=== DIRECTIONS FOR THIS TASK ===
Provide an exact reproduction of every entry.

----- INPUT ROWS

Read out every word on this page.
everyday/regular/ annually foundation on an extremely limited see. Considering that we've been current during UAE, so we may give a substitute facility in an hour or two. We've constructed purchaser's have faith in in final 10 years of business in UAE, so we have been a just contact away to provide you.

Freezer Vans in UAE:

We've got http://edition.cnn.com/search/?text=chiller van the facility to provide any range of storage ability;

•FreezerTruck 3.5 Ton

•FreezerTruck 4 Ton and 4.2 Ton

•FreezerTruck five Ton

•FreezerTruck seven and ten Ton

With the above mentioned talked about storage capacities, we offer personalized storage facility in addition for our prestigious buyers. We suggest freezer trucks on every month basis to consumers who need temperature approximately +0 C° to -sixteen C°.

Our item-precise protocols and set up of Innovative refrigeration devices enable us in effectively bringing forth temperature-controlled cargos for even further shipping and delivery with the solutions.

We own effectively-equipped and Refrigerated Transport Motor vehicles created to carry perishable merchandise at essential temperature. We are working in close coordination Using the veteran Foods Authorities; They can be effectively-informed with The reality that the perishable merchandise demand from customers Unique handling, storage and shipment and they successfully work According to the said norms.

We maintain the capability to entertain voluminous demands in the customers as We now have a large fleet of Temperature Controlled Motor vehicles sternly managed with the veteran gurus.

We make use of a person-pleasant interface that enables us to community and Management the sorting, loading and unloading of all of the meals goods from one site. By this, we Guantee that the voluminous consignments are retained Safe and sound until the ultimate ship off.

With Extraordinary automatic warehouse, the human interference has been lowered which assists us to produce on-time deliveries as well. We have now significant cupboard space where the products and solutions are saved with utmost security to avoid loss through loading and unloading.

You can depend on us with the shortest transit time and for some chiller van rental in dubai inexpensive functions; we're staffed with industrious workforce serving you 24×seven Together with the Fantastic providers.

----------

=== THE ANSWER ===
Read out every word on this page.
everyday/regular/ annually foundation on an extremely limited see. Considering that we've been current during UAE, so we may give a substitute facility in an hour or two. We've constructed purchaser's have faith in in final 10 years of business in UAE, so we have been a just contact away to provide you.

Freezer Vans in UAE:

We've got http://edition.cnn.com/search/?text=chiller van the facility to provide any range of storage ability;

•FreezerTruck 3.5 Ton

•FreezerTruck 4 Ton and 4.2 Ton

•FreezerTruck five Ton

•FreezerTruck seven and ten Ton

With the above mentioned talked about storage capacities, we offer personalized storage facility in addition for our prestigious buyers. We suggest freezer trucks on every month basis to consumers who need temperature approximately +0 C° to -sixteen C°.

Our item-precise protocols and set up of Innovative refrigeration devices enable us in effectively bringing forth temperature-controlled cargos for even further shipping and delivery with the solutions.

We own effectively-equipped and Refrigerated Transport Motor vehicles created to carry perishable merchandise at essential temperature. We are working in close coordination Using the veteran Foods Authorities; They can be effectively-informed with The reality that the perishable merchandise demand from customers Unique handling, storage and shipment and they successfully work According to the said norms.

We maintain the capability to entertain voluminous demands in the customers as We now have a large fleet of Temperature Controlled Motor vehicles sternly managed with the veteran gurus.

We make use of a person-pleasant interface that enables us to community and Management the sorting, loading and unloading of all of the meals goods from one site. By this, we Guantee that the voluminous consignments are retained Safe and sound until the ultimate ship off.

With Extraordinary automatic warehouse, the human interference has been lowered which assists us to produce on-time deliveries as well. We have now significant cupboard space where the products and solutions are saved with utmost security to avoid loss through loading and unloading.

You can depend on us with the shortest transit time and for some chiller van rental in dubai inexpensive functions; we're staffed with industrious workforce serving you 24×seven Together with the Fantastic providers.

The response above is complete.